**Prompt**
Copy out the records in full, word for word, without pictures.

[Extracts from a graphics dataset]

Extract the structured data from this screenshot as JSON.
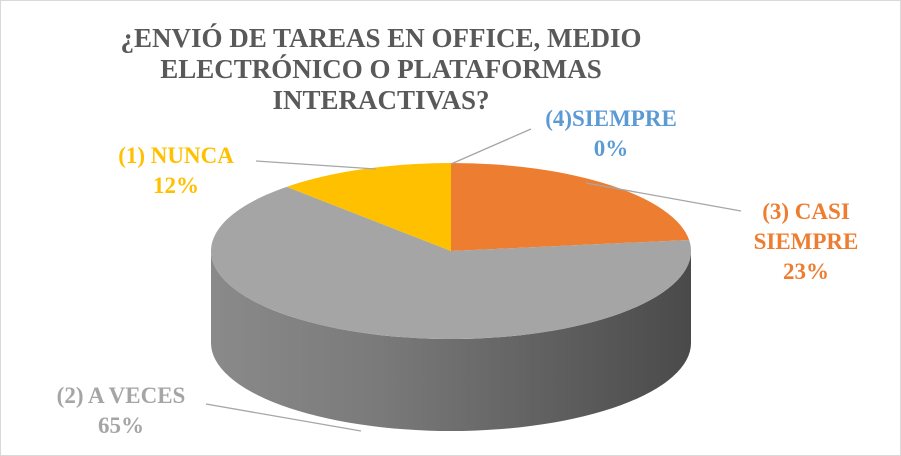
{
  "chart_data": {
    "type": "pie3d",
    "title": "¿ENVIÓ DE TAREAS EN OFFICE, MEDIO ELECTRÓNICO O PLATAFORMAS INTERACTIVAS?",
    "categories": [
      "(3) CASI SIEMPRE",
      "(2) A VECES",
      "(1) NUNCA",
      "(4)SIEMPRE"
    ],
    "values": [
      23,
      65,
      12,
      0
    ],
    "value_labels": [
      "23%",
      "65%",
      "12%",
      "0%"
    ],
    "colors": [
      "#ED7D31",
      "#A5A5A5",
      "#FFC000",
      "#5B9BD5"
    ]
  }
}
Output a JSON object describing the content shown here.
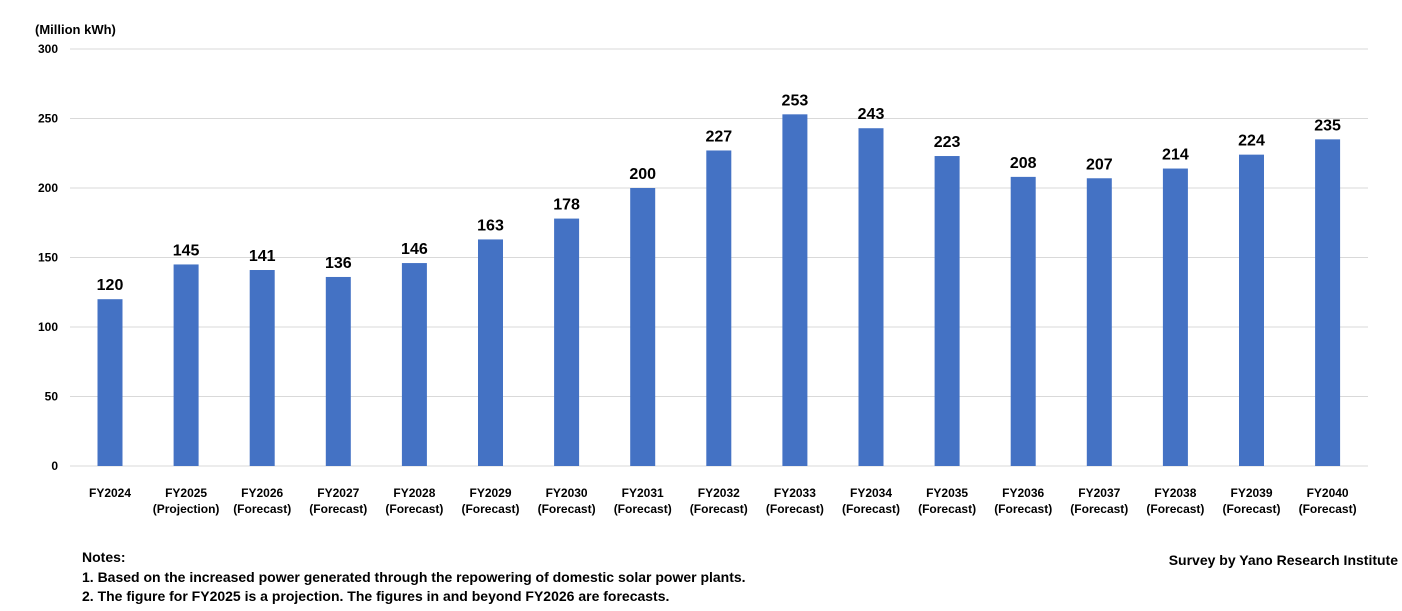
{
  "chart_data": {
    "type": "bar",
    "unit_label": "(Million kWh)",
    "categories": [
      [
        "FY2024",
        ""
      ],
      [
        "FY2025",
        "(Projection)"
      ],
      [
        "FY2026",
        "(Forecast)"
      ],
      [
        "FY2027",
        "(Forecast)"
      ],
      [
        "FY2028",
        "(Forecast)"
      ],
      [
        "FY2029",
        "(Forecast)"
      ],
      [
        "FY2030",
        "(Forecast)"
      ],
      [
        "FY2031",
        "(Forecast)"
      ],
      [
        "FY2032",
        "(Forecast)"
      ],
      [
        "FY2033",
        "(Forecast)"
      ],
      [
        "FY2034",
        "(Forecast)"
      ],
      [
        "FY2035",
        "(Forecast)"
      ],
      [
        "FY2036",
        "(Forecast)"
      ],
      [
        "FY2037",
        "(Forecast)"
      ],
      [
        "FY2038",
        "(Forecast)"
      ],
      [
        "FY2039",
        "(Forecast)"
      ],
      [
        "FY2040",
        "(Forecast)"
      ]
    ],
    "values": [
      120,
      145,
      141,
      136,
      146,
      163,
      178,
      200,
      227,
      253,
      243,
      223,
      208,
      207,
      214,
      224,
      235
    ],
    "ylim": [
      0,
      300
    ],
    "yticks": [
      0,
      50,
      100,
      150,
      200,
      250,
      300
    ],
    "grid": true,
    "bar_color": "#4472C4",
    "grid_color": "#D9D9D9"
  },
  "notes": {
    "heading": "Notes:",
    "lines": [
      "1. Based on the increased power generated through the repowering of domestic solar power plants.",
      "2. The figure for FY2025 is a projection. The figures in and beyond FY2026 are forecasts."
    ]
  },
  "source": "Survey by Yano Research Institute"
}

**Reply to the task**
Extract the structured data from this screenshot as JSON.
{
  "chart_data": {
    "type": "pie3d",
    "title": "¿ENVIÓ DE TAREAS EN OFFICE, MEDIO ELECTRÓNICO O PLATAFORMAS INTERACTIVAS?",
    "categories": [
      "(3) CASI SIEMPRE",
      "(2) A VECES",
      "(1) NUNCA",
      "(4)SIEMPRE"
    ],
    "values": [
      23,
      65,
      12,
      0
    ],
    "value_labels": [
      "23%",
      "65%",
      "12%",
      "0%"
    ],
    "colors": [
      "#ED7D31",
      "#A5A5A5",
      "#FFC000",
      "#5B9BD5"
    ]
  }
}
Output a JSON object describing the content shown here.
{
  "chart_data": {
    "type": "bar",
    "unit_label": "(Million kWh)",
    "categories": [
      [
        "FY2024",
        ""
      ],
      [
        "FY2025",
        "(Projection)"
      ],
      [
        "FY2026",
        "(Forecast)"
      ],
      [
        "FY2027",
        "(Forecast)"
      ],
      [
        "FY2028",
        "(Forecast)"
      ],
      [
        "FY2029",
        "(Forecast)"
      ],
      [
        "FY2030",
        "(Forecast)"
      ],
      [
        "FY2031",
        "(Forecast)"
      ],
      [
        "FY2032",
        "(Forecast)"
      ],
      [
        "FY2033",
        "(Forecast)"
      ],
      [
        "FY2034",
        "(Forecast)"
      ],
      [
        "FY2035",
        "(Forecast)"
      ],
      [
        "FY2036",
        "(Forecast)"
      ],
      [
        "FY2037",
        "(Forecast)"
      ],
      [
        "FY2038",
        "(Forecast)"
      ],
      [
        "FY2039",
        "(Forecast)"
      ],
      [
        "FY2040",
        "(Forecast)"
      ]
    ],
    "values": [
      120,
      145,
      141,
      136,
      146,
      163,
      178,
      200,
      227,
      253,
      243,
      223,
      208,
      207,
      214,
      224,
      235
    ],
    "ylim": [
      0,
      300
    ],
    "yticks": [
      0,
      50,
      100,
      150,
      200,
      250,
      300
    ],
    "grid": true,
    "bar_color": "#4472C4",
    "grid_color": "#D9D9D9"
  },
  "notes": {
    "heading": "Notes:",
    "lines": [
      "1. Based on the increased power generated through the repowering of domestic solar power plants.",
      "2. The figure for FY2025 is a projection. The figures in and beyond FY2026 are forecasts."
    ]
  },
  "source": "Survey by Yano Research Institute"
}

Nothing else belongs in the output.